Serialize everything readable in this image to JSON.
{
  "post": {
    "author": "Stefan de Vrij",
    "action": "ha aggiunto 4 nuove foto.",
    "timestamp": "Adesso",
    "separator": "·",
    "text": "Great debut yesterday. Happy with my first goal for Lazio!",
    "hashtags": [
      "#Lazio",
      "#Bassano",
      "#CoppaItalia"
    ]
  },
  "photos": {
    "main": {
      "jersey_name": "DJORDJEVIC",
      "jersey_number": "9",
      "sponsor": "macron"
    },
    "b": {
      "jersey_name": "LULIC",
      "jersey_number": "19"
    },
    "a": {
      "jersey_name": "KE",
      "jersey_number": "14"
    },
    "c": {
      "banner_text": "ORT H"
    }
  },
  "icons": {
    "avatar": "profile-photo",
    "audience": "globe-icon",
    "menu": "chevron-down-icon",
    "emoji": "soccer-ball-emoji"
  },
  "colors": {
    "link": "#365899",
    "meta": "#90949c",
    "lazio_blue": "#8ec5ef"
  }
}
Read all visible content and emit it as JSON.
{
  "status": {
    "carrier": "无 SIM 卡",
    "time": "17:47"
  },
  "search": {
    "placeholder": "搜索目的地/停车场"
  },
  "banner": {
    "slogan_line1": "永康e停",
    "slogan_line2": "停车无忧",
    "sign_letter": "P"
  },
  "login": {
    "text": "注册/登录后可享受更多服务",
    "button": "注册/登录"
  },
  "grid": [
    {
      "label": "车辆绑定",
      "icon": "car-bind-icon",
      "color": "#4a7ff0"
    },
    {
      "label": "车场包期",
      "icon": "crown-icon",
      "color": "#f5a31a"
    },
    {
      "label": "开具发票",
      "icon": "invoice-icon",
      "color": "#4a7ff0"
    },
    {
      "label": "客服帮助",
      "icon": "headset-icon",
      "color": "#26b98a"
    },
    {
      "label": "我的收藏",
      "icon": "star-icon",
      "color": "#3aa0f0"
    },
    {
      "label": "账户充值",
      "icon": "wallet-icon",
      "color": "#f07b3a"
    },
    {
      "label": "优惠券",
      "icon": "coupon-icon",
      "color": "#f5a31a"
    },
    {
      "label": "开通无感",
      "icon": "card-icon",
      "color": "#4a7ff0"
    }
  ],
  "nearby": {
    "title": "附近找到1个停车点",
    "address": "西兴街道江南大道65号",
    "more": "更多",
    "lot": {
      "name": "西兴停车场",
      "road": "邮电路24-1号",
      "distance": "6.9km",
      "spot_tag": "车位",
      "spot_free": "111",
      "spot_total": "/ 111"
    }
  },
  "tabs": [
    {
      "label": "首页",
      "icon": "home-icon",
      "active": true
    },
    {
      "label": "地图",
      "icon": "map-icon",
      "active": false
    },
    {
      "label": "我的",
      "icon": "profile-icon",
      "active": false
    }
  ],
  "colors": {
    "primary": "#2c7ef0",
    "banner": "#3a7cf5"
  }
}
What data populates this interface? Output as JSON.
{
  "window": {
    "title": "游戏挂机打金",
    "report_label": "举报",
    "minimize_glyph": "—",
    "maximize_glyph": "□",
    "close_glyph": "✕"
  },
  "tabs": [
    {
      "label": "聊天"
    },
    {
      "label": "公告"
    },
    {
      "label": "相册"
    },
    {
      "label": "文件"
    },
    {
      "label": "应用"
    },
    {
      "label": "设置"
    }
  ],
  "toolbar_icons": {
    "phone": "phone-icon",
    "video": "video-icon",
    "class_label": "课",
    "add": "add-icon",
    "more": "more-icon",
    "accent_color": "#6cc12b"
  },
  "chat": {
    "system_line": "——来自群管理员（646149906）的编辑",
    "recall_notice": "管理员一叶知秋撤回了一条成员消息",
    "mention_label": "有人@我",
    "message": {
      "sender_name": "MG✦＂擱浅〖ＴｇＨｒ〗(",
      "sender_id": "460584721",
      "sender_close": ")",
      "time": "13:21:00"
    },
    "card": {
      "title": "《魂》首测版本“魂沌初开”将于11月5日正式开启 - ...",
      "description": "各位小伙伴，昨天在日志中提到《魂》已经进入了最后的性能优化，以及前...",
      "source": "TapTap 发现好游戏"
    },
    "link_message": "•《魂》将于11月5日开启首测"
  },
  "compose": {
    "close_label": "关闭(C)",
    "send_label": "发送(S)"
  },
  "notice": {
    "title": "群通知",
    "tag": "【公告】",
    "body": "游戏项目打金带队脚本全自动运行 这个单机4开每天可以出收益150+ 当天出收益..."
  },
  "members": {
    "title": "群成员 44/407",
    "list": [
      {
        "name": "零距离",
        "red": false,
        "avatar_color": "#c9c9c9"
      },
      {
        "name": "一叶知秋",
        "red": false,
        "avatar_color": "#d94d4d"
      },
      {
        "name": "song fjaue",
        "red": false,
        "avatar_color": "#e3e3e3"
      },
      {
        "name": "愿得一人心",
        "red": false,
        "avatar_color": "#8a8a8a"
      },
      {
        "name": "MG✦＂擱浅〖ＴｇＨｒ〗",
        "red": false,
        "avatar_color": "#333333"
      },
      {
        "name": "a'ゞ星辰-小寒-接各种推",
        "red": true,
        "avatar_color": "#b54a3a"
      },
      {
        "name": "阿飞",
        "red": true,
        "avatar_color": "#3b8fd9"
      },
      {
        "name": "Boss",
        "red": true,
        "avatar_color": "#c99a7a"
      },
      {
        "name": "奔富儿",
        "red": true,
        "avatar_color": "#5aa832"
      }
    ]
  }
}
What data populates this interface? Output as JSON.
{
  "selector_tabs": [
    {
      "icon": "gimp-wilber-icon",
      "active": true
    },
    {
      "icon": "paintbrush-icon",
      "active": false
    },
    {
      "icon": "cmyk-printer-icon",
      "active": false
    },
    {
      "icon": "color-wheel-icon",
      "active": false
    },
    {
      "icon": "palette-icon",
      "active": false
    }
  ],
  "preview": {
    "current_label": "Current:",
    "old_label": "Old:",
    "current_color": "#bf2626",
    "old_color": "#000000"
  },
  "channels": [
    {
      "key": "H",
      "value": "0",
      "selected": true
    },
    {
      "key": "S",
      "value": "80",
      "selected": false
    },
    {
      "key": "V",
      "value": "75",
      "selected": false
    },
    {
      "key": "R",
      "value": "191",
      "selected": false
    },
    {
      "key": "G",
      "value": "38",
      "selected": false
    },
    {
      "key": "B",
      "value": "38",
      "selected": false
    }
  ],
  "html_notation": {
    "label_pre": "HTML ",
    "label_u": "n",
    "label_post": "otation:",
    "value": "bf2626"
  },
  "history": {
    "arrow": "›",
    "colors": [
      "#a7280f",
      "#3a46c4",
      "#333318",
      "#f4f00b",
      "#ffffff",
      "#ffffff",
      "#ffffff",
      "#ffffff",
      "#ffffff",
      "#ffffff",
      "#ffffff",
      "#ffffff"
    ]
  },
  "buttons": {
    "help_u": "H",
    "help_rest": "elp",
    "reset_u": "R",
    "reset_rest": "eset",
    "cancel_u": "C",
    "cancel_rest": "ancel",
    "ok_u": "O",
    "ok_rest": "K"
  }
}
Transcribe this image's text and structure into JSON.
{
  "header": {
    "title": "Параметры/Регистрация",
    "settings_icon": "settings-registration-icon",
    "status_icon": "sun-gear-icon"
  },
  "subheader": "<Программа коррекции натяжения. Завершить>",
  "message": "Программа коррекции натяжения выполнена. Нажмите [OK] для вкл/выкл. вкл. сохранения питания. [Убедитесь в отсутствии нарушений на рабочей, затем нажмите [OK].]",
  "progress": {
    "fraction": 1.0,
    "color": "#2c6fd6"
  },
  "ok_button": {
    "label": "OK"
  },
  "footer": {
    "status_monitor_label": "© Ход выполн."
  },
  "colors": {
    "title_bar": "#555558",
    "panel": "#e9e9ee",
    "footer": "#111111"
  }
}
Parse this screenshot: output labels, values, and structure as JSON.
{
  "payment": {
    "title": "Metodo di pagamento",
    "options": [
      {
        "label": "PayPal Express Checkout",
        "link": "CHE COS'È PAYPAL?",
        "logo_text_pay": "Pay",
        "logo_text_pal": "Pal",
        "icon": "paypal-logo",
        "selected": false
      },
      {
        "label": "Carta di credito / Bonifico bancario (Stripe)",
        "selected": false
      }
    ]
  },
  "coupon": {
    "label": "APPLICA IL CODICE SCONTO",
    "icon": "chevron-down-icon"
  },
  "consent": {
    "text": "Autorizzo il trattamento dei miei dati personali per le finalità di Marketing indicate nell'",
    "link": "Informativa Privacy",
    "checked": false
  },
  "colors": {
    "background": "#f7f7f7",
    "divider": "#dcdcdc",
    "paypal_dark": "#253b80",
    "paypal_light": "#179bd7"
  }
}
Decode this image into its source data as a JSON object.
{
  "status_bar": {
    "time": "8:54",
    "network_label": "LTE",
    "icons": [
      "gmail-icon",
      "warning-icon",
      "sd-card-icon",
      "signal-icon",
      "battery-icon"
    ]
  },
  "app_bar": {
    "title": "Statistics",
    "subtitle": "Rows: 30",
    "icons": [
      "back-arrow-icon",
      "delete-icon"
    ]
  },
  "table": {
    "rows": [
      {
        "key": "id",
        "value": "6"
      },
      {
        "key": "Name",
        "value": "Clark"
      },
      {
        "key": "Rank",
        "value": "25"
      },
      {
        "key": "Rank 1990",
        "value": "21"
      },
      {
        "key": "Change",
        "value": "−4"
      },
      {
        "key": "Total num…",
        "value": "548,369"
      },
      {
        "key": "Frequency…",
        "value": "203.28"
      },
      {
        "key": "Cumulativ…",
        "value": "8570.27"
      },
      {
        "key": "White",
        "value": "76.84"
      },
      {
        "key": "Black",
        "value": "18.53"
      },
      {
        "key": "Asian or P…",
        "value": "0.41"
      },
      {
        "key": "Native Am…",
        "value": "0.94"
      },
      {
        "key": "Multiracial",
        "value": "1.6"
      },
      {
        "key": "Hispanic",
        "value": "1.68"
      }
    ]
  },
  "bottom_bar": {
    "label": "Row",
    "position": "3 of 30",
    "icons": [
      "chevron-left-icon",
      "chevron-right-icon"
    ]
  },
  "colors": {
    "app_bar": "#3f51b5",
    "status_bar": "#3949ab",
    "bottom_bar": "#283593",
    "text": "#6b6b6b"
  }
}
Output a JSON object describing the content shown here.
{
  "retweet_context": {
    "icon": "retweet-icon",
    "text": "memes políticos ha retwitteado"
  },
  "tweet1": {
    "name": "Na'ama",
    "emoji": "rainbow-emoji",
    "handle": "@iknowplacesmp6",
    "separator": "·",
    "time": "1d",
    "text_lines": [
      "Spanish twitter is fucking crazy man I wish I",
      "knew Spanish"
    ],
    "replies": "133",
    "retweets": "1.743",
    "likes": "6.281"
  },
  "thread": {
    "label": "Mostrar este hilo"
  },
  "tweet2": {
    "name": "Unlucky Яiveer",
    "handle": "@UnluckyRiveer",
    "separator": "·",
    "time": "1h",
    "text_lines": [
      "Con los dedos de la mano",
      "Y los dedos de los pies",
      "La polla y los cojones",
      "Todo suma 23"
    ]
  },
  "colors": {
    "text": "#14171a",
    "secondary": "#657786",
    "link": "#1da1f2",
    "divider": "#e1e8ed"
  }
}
—————
**THE PROBLEM**.
Filter out all lines lacking the word "chevron" and copy the rest.

**RIGHT ANSWER**.
    "menu": "chevron-down-icon",
    "icon": "chevron-down-icon"
      "chevron-left-icon",
      "chevron-right-icon"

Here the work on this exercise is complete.